Stored dataset items:
BEGIN

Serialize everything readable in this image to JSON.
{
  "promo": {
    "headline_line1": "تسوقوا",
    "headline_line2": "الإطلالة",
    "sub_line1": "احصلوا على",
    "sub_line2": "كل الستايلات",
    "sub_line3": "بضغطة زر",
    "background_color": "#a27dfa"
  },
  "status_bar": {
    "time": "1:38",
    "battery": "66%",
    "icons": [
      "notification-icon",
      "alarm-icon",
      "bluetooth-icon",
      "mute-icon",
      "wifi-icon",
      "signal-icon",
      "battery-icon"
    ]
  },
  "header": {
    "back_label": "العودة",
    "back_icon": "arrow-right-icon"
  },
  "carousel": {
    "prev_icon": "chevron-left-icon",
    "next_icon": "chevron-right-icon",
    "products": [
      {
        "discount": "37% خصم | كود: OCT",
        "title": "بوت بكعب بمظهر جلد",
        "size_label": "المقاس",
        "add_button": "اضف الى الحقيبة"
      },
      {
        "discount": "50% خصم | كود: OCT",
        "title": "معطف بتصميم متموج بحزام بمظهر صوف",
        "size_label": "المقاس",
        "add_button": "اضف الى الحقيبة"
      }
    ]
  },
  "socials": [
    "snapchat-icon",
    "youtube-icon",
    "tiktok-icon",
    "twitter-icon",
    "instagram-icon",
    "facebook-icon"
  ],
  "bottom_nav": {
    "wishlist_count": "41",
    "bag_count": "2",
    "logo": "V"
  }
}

END

● **EXERCISE DETAILS**
Look over the listing. Pull out every line with the string "discount" in it.

● **OUTPUT OF THE TASK**
        "discount": "37% خصم | كود: OCT",
        "discount": "50% خصم | كود: OCT",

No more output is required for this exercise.